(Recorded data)
begin

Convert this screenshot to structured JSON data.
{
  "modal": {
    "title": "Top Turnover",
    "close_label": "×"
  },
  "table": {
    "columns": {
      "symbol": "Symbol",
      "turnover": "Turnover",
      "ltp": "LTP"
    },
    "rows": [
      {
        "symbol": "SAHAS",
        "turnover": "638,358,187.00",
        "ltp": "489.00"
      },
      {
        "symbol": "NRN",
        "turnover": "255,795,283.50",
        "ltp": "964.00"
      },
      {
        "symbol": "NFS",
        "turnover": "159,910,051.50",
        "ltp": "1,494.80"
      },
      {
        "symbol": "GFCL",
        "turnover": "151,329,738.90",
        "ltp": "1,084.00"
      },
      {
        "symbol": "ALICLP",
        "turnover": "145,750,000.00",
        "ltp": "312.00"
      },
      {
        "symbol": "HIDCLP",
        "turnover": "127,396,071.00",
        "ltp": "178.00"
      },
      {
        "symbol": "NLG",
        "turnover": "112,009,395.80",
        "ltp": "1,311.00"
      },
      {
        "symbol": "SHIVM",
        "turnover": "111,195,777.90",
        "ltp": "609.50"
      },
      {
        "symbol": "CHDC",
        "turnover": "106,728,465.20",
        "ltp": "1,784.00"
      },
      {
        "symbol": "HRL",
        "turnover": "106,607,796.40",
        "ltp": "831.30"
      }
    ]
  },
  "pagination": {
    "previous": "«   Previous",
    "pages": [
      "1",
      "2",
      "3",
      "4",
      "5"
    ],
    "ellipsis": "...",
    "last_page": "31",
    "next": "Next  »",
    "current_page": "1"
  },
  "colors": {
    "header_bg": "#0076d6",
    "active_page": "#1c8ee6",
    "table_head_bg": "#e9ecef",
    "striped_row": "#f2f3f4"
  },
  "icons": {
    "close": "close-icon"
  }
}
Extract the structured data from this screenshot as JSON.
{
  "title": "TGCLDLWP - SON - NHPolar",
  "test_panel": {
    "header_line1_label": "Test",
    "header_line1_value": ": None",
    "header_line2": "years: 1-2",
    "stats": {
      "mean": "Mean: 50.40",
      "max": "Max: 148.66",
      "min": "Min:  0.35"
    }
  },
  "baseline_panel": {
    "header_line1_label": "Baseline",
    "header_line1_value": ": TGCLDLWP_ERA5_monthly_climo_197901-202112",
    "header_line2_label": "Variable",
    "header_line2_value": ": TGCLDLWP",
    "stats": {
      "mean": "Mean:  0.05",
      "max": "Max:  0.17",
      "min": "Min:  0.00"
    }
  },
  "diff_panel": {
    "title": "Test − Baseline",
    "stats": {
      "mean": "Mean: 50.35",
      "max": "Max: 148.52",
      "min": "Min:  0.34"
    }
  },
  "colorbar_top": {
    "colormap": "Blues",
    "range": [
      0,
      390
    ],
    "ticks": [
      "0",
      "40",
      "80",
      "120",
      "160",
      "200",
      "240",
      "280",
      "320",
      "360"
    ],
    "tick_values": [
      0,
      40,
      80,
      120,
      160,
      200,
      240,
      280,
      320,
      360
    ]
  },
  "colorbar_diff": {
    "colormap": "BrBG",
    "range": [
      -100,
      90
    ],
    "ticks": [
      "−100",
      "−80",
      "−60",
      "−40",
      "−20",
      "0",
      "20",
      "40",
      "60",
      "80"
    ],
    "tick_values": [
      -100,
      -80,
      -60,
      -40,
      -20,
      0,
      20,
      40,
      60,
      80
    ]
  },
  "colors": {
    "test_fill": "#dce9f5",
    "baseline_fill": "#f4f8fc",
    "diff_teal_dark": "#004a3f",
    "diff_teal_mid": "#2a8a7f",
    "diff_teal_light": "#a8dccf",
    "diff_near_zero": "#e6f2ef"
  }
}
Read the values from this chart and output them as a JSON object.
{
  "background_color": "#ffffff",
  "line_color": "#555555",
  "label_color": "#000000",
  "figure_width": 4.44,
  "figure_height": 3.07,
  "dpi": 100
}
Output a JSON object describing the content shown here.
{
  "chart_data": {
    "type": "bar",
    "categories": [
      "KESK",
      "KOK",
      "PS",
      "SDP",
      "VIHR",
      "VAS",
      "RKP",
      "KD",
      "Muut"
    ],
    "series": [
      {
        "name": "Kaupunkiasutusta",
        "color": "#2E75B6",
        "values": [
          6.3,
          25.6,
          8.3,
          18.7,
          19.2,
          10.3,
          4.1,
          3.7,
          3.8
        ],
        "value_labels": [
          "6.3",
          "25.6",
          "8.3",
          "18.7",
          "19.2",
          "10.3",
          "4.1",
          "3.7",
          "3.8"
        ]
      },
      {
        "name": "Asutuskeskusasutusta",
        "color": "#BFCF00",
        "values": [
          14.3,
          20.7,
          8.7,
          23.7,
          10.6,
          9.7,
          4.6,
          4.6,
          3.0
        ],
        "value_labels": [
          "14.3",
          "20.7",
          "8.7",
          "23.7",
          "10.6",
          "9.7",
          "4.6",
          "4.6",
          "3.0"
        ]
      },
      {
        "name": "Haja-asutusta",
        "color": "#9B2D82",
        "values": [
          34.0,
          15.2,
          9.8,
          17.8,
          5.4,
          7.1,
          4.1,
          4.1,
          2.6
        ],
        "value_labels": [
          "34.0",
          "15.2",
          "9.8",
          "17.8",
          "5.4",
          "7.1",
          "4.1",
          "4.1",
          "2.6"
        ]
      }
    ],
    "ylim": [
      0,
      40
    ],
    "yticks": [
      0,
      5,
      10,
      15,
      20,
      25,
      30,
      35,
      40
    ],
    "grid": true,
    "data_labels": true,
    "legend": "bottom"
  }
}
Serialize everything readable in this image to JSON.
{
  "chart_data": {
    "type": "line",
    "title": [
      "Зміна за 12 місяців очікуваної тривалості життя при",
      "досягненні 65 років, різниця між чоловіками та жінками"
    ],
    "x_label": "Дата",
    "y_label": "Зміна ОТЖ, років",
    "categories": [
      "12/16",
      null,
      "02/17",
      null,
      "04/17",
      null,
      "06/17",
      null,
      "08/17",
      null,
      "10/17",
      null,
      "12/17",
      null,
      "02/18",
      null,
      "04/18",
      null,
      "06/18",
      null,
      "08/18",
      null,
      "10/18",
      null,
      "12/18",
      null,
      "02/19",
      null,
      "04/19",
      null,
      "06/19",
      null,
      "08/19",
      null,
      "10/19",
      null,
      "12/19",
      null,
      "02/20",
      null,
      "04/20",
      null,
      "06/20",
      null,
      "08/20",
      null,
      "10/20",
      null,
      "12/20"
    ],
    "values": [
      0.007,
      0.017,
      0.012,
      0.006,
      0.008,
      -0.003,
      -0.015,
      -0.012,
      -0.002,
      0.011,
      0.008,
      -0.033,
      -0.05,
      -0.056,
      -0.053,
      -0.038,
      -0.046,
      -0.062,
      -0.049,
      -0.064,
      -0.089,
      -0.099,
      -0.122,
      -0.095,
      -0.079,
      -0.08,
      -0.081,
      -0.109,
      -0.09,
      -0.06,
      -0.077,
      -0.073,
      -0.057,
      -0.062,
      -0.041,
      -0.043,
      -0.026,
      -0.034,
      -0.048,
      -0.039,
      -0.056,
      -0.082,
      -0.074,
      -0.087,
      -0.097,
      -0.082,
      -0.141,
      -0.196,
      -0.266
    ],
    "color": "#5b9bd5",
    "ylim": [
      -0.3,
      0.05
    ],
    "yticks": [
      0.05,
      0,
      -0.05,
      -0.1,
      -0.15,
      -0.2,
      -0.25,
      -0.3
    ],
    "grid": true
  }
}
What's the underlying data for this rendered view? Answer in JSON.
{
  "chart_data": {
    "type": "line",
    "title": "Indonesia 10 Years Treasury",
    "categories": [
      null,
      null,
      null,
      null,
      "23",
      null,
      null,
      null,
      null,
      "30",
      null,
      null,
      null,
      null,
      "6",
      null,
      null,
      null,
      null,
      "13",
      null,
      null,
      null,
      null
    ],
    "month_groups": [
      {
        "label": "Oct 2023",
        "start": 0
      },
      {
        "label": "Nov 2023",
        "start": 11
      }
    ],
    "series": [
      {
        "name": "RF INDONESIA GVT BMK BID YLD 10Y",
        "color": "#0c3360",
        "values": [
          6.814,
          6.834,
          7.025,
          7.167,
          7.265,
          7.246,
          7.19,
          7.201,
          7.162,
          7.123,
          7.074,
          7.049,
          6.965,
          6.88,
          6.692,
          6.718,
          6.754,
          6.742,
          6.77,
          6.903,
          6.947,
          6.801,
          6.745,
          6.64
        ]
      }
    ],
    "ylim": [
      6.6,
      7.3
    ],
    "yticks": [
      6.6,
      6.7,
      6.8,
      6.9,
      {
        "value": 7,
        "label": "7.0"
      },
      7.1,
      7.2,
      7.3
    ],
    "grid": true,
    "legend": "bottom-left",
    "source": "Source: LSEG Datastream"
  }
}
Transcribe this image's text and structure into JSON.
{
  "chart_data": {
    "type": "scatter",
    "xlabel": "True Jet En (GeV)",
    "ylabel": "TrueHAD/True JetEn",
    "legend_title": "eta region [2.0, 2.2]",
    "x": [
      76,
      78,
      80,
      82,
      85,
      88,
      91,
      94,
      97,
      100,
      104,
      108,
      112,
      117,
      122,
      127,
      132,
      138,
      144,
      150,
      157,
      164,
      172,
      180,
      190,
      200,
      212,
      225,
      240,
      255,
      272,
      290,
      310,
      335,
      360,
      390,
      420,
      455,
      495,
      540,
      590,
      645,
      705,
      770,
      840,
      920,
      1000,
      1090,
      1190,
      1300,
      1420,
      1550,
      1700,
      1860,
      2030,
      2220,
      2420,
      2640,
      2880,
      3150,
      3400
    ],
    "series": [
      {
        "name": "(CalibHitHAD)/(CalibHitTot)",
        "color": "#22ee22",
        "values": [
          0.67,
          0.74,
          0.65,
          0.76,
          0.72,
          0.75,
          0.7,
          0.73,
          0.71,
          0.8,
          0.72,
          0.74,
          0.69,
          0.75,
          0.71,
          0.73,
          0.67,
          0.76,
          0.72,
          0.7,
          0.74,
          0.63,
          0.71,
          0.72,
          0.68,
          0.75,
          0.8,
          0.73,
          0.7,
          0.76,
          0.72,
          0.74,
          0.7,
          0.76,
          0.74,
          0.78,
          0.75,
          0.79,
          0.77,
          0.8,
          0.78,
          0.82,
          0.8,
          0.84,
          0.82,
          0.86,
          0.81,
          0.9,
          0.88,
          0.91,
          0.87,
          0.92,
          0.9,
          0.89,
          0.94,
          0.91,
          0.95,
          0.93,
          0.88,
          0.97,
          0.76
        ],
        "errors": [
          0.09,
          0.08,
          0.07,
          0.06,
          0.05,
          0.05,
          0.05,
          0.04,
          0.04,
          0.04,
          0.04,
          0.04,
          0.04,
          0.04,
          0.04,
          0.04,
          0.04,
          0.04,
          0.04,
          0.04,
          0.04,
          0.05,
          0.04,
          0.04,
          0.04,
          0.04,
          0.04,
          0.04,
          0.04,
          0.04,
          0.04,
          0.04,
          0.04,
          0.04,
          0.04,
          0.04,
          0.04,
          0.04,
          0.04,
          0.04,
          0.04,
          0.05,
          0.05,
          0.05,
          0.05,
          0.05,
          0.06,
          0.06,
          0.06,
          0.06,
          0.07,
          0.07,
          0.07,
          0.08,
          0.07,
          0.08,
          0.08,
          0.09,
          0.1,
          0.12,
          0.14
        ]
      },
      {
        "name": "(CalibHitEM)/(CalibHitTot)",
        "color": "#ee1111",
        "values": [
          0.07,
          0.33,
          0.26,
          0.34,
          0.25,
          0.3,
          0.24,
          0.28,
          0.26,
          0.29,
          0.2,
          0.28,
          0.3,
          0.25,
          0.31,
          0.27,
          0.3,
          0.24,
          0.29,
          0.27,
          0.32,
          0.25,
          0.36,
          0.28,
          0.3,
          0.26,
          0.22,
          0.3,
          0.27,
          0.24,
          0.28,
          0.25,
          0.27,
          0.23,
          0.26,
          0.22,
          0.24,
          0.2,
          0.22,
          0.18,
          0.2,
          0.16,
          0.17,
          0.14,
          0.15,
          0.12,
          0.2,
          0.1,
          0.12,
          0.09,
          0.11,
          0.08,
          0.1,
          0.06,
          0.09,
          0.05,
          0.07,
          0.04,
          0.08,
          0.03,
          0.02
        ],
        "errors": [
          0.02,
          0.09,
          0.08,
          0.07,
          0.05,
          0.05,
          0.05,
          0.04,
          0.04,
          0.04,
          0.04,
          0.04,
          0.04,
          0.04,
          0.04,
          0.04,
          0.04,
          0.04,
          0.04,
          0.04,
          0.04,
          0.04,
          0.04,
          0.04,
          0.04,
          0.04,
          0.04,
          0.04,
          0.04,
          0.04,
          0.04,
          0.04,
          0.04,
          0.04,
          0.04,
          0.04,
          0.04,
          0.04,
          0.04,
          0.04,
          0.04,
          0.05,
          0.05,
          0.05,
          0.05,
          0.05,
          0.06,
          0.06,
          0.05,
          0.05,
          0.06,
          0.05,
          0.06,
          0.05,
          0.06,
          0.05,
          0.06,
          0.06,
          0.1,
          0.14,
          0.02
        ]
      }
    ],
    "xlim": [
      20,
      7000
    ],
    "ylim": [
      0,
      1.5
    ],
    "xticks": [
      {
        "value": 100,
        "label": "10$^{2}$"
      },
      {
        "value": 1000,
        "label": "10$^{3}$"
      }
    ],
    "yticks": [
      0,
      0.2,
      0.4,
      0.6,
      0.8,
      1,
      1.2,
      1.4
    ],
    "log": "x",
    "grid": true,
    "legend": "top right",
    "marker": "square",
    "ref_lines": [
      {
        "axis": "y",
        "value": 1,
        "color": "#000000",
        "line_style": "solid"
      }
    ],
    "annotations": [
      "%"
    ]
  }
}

end

| To do |
Display every line of the listing that contains the string "type".

| Answer for this exercise |
    "type": "bar",
    "type": "line",
    "type": "line",
    "type": "scatter",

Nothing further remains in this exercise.